* WHAT IS ASKED *
Pick out all lines in the listing holding the string "Side" and copy them.

* MATERIAL TO PROCESS *
○ ○ ○ ○

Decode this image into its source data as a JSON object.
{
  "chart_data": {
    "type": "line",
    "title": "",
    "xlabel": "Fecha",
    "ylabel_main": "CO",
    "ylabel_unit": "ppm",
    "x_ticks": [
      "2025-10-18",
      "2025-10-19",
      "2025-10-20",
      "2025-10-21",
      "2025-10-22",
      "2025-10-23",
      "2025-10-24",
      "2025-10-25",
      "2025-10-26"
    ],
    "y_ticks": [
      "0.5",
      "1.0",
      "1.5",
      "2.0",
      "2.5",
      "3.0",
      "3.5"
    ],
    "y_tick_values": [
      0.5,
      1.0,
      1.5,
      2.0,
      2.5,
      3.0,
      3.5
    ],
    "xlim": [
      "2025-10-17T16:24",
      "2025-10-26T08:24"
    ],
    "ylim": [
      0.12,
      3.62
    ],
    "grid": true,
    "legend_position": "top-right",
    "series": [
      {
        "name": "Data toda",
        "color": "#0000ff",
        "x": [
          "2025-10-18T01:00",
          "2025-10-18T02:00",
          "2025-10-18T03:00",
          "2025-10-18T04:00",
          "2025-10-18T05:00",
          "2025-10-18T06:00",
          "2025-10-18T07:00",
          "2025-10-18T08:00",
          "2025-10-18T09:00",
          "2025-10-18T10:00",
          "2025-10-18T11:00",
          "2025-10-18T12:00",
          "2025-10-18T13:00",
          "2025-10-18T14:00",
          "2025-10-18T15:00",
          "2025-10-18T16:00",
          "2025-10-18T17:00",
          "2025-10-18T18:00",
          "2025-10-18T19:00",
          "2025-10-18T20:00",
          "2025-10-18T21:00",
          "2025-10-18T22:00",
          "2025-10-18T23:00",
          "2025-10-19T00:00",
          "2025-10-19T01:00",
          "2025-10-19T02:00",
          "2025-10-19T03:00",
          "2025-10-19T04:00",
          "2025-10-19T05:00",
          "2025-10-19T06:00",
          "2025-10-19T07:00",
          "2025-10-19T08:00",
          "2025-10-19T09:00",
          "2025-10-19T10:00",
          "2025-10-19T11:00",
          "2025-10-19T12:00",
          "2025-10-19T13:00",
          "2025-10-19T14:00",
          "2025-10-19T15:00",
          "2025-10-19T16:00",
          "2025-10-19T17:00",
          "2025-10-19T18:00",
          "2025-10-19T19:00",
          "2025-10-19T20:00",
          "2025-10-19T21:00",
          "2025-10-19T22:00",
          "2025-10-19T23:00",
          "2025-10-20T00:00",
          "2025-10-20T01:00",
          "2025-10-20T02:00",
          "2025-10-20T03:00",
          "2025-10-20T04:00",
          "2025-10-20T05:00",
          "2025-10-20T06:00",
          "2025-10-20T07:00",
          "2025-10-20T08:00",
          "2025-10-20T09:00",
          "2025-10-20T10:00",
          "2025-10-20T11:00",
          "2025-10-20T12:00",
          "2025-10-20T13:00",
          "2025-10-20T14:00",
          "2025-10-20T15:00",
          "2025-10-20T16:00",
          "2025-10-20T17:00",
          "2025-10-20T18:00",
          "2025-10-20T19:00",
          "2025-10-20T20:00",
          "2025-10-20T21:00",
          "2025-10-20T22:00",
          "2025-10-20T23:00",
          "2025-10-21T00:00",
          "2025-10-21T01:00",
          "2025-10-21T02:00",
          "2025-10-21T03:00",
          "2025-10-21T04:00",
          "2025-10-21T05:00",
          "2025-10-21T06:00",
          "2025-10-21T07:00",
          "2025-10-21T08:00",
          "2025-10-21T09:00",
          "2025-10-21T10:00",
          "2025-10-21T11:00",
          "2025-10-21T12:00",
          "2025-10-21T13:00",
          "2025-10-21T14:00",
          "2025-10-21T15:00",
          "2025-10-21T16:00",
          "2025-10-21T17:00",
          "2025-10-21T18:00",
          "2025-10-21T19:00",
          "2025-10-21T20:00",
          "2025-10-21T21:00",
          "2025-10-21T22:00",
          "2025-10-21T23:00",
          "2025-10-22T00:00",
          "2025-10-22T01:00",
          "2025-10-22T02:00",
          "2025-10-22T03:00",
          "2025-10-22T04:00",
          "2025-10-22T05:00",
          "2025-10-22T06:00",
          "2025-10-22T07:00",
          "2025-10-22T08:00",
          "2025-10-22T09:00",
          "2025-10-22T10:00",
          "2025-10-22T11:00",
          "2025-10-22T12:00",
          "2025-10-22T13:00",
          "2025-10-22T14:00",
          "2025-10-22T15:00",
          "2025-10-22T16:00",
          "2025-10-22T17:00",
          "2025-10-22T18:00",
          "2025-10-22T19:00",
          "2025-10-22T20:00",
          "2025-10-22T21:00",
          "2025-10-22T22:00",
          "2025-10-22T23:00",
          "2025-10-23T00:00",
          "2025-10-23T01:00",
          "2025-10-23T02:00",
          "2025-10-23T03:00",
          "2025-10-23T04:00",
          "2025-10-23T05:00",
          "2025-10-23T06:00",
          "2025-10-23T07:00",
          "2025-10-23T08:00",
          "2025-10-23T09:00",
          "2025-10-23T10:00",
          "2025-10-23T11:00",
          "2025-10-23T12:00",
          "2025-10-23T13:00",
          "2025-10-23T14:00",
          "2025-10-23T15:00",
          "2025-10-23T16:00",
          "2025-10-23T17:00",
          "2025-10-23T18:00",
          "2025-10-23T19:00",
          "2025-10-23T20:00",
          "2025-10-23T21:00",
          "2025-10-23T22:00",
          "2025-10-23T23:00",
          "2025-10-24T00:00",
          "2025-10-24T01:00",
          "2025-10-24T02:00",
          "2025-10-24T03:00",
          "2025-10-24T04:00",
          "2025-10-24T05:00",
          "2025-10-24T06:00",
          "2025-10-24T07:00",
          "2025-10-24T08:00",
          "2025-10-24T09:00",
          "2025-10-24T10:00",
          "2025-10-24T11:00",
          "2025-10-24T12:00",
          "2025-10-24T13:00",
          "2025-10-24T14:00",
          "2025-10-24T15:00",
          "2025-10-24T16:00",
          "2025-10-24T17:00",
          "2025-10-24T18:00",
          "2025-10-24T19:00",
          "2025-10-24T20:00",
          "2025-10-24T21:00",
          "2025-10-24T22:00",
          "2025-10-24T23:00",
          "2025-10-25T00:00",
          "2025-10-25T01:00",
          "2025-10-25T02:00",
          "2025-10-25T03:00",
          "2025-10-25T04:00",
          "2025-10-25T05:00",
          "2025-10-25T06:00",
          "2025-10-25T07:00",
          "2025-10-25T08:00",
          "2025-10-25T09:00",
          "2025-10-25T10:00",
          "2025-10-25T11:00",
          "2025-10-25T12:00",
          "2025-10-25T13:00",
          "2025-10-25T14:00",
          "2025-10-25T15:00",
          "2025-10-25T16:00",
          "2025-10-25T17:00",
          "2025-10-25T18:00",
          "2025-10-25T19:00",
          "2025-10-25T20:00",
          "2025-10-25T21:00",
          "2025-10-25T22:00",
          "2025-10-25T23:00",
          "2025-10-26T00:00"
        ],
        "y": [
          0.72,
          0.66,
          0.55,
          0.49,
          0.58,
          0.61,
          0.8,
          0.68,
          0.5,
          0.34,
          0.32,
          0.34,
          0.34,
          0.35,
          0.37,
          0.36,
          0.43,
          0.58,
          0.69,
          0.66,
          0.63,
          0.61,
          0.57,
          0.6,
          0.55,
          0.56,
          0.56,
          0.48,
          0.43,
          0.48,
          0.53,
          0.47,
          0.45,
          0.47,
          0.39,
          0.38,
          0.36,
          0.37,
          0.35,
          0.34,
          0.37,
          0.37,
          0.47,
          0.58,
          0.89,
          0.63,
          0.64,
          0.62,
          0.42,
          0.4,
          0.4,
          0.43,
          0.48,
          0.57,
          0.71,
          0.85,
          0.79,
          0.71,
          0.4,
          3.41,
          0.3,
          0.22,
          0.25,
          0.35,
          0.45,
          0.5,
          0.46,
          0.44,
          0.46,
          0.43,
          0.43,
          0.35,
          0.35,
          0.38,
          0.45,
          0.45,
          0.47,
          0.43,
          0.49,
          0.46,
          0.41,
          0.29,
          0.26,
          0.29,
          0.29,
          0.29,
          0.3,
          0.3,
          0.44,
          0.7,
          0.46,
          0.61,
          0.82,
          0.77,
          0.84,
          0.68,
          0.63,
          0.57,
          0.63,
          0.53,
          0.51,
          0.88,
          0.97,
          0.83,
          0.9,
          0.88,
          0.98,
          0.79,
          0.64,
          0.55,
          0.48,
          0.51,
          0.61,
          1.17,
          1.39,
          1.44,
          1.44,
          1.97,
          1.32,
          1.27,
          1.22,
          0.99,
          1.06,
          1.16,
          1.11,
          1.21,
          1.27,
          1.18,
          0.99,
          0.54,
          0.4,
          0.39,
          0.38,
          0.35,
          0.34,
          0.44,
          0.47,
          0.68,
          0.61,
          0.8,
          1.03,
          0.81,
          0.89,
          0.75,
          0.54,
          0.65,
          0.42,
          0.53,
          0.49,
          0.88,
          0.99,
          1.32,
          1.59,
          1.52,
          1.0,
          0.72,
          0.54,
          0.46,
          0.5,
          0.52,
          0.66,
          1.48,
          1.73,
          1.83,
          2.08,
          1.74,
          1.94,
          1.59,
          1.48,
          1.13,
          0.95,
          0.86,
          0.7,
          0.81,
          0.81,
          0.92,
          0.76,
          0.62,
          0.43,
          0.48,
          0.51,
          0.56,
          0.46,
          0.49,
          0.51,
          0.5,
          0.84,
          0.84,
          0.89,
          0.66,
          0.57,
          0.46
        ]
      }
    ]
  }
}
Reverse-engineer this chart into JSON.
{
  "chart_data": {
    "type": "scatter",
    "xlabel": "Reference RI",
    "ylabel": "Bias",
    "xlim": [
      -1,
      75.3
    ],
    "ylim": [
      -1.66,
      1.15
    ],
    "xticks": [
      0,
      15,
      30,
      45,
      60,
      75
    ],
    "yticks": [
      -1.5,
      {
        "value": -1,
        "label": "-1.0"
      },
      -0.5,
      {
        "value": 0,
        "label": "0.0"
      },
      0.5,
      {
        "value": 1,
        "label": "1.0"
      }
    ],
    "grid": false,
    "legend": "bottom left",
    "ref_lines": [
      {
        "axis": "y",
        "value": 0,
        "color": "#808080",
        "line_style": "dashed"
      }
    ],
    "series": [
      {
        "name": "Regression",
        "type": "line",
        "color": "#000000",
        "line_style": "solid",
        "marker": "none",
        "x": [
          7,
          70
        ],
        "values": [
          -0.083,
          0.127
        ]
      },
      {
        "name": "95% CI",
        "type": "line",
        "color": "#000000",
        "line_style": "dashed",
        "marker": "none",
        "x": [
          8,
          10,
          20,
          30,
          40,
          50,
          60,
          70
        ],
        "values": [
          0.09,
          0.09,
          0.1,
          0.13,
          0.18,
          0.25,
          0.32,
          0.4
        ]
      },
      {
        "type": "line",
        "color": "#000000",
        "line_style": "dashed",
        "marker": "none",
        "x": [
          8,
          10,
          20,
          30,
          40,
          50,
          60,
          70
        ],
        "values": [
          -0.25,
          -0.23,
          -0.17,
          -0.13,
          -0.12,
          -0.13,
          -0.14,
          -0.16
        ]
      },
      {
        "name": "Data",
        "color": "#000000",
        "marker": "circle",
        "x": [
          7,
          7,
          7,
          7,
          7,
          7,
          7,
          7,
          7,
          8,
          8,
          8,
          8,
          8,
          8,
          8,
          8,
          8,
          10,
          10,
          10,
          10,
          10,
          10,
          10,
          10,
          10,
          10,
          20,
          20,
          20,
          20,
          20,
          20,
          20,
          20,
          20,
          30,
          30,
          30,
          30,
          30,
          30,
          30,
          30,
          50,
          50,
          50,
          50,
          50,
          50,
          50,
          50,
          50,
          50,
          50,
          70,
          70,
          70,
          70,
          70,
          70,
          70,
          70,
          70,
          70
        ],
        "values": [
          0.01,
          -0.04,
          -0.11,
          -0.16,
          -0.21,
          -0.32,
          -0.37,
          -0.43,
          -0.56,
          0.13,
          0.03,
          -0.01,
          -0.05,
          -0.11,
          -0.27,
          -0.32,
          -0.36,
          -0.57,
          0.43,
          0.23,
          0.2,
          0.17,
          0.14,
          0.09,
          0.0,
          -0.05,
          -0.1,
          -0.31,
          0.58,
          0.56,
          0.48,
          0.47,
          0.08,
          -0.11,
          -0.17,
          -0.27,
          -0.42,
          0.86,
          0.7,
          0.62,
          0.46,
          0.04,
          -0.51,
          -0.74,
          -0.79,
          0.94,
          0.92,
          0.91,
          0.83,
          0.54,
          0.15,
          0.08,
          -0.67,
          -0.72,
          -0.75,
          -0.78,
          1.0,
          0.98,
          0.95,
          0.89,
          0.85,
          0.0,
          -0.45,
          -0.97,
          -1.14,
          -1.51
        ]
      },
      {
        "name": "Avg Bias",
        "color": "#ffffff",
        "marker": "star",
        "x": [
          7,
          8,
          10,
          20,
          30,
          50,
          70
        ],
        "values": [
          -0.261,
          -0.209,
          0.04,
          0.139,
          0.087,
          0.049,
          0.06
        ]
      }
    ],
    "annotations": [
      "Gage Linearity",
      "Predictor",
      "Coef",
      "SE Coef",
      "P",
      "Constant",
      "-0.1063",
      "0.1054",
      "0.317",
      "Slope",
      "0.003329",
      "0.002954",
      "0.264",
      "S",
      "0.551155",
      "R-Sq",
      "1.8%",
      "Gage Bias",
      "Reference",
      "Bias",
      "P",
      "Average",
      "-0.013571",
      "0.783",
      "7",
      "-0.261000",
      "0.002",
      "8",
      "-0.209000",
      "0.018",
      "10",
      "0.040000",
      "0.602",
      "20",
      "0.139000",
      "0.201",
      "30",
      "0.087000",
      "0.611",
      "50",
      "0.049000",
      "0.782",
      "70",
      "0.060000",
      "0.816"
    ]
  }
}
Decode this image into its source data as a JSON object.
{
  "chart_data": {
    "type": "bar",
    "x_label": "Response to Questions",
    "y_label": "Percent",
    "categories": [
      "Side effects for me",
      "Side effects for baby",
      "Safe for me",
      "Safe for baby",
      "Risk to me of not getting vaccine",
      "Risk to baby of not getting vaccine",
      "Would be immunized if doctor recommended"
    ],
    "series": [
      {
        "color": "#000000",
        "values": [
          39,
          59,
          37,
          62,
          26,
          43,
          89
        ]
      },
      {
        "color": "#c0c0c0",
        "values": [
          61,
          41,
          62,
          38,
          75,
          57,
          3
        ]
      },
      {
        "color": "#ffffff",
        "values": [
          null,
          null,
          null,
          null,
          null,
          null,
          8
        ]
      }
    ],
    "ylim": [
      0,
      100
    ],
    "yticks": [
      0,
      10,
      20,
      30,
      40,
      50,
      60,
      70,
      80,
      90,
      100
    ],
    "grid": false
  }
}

○ ○ ○ ○

* CORRECT OUTPUT *
      "Side effects for me",
      "Side effects for baby",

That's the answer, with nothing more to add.